## YOUR TASK
Exactly repeat the material, dropping every picture from the copy.

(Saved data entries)
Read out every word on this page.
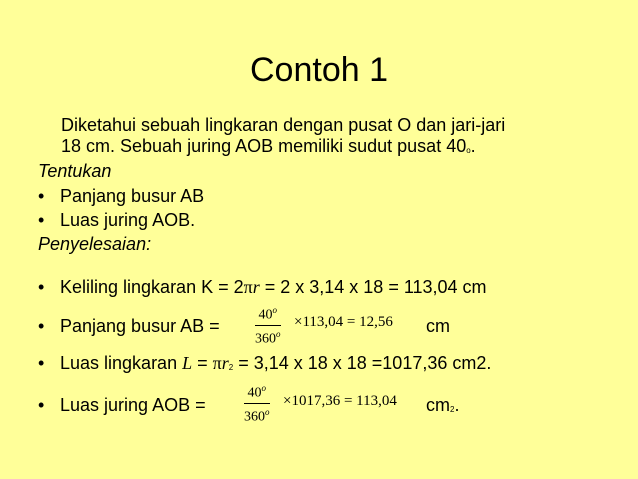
Contoh 1
Diketahui sebuah lingkaran dengan pusat O dan jari-jari
18 cm. Sebuah juring AOB memiliki sudut pusat 40$^o$.
Tentukan
• Panjang busur AB
• Luas juring AOB.
Penyelesaian:
• Keliling lingkaran K = 2πr = 2 x 3,14 x 18 = 113,04 cm
• Panjang busur AB =	$\frac{40^o}{360^o} \times 113,04 = 12,56$ cm
• Luas lingkaran $L = \pi r^2 = 3,14$ x 18 x 18 =1017,36 cm2.
• Luas juring AOB =	$\frac{40^o}{360^o} \times 1017,36 = 113,04$ $cm^2$.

## RESPONSE TO THE TASK
Read out every word on this page.
Contoh 1
Diketahui sebuah lingkaran dengan pusat O dan jari-jari
18 cm. Sebuah juring AOB memiliki sudut pusat 40$^o$.
Tentukan
• Panjang busur AB
• Luas juring AOB.
Penyelesaian:
• Keliling lingkaran K = 2πr = 2 x 3,14 x 18 = 113,04 cm
• Panjang busur AB =	$\frac{40^o}{360^o} \times 113,04 = 12,56$ cm
• Luas lingkaran $L = \pi r^2 = 3,14$ x 18 x 18 =1017,36 cm2.
• Luas juring AOB =	$\frac{40^o}{360^o} \times 1017,36 = 113,04$ $cm^2$.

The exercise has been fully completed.